__Exercise goal__.
All lines after the one containing "Output a JSON", together with that line itself, should be written out exactly, down to the last line of the entries below.

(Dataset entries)
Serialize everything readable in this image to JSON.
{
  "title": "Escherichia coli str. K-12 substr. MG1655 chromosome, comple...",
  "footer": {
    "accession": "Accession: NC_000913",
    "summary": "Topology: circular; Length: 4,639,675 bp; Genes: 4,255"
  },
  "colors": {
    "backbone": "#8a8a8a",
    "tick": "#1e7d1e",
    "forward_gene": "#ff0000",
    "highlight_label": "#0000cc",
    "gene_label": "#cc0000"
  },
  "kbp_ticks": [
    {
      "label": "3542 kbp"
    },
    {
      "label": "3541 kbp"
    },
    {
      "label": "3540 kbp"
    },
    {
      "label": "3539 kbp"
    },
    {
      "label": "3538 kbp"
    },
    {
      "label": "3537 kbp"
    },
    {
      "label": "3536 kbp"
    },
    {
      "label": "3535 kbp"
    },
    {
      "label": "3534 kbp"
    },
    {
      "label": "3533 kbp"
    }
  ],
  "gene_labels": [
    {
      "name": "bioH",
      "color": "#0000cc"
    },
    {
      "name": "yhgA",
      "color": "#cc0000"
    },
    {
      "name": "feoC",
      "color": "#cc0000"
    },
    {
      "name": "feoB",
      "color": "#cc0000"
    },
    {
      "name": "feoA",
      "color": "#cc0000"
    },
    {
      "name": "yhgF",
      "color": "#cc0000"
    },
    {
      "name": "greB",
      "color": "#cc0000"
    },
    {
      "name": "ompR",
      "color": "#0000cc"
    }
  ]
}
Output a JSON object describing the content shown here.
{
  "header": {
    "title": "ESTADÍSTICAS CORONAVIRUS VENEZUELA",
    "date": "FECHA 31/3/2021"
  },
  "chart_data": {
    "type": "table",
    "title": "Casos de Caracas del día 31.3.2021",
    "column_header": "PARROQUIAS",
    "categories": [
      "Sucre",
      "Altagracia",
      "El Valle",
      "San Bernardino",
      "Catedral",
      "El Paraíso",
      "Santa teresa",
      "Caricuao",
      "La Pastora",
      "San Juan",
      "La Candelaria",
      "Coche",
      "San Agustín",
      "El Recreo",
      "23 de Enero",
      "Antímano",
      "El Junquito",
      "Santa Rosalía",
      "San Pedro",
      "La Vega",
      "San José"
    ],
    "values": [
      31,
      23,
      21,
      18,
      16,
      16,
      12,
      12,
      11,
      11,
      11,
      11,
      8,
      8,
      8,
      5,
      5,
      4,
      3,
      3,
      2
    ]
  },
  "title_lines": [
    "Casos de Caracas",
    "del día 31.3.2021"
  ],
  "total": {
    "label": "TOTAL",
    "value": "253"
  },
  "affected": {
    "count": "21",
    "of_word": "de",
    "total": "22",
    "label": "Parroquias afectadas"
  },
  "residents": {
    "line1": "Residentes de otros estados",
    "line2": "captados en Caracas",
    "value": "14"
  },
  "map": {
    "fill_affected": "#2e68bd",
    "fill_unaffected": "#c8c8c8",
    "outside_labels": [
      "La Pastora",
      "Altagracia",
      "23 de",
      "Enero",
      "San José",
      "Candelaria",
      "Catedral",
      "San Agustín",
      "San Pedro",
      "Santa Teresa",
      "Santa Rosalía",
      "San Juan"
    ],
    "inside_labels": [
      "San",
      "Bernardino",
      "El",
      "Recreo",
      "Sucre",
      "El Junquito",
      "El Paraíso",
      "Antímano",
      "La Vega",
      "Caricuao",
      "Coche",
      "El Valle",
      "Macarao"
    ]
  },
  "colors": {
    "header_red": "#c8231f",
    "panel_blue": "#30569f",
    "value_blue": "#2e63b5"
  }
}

__Expected answer__.
Output a JSON object describing the content shown here.
{
  "header": {
    "title": "ESTADÍSTICAS CORONAVIRUS VENEZUELA",
    "date": "FECHA 31/3/2021"
  },
  "chart_data": {
    "type": "table",
    "title": "Casos de Caracas del día 31.3.2021",
    "column_header": "PARROQUIAS",
    "categories": [
      "Sucre",
      "Altagracia",
      "El Valle",
      "San Bernardino",
      "Catedral",
      "El Paraíso",
      "Santa teresa",
      "Caricuao",
      "La Pastora",
      "San Juan",
      "La Candelaria",
      "Coche",
      "San Agustín",
      "El Recreo",
      "23 de Enero",
      "Antímano",
      "El Junquito",
      "Santa Rosalía",
      "San Pedro",
      "La Vega",
      "San José"
    ],
    "values": [
      31,
      23,
      21,
      18,
      16,
      16,
      12,
      12,
      11,
      11,
      11,
      11,
      8,
      8,
      8,
      5,
      5,
      4,
      3,
      3,
      2
    ]
  },
  "title_lines": [
    "Casos de Caracas",
    "del día 31.3.2021"
  ],
  "total": {
    "label": "TOTAL",
    "value": "253"
  },
  "affected": {
    "count": "21",
    "of_word": "de",
    "total": "22",
    "label": "Parroquias afectadas"
  },
  "residents": {
    "line1": "Residentes de otros estados",
    "line2": "captados en Caracas",
    "value": "14"
  },
  "map": {
    "fill_affected": "#2e68bd",
    "fill_unaffected": "#c8c8c8",
    "outside_labels": [
      "La Pastora",
      "Altagracia",
      "23 de",
      "Enero",
      "San José",
      "Candelaria",
      "Catedral",
      "San Agustín",
      "San Pedro",
      "Santa Teresa",
      "Santa Rosalía",
      "San Juan"
    ],
    "inside_labels": [
      "San",
      "Bernardino",
      "El",
      "Recreo",
      "Sucre",
      "El Junquito",
      "El Paraíso",
      "Antímano",
      "La Vega",
      "Caricuao",
      "Coche",
      "El Valle",
      "Macarao"
    ]
  },
  "colors": {
    "header_red": "#c8231f",
    "panel_blue": "#30569f",
    "value_blue": "#2e63b5"
  }
}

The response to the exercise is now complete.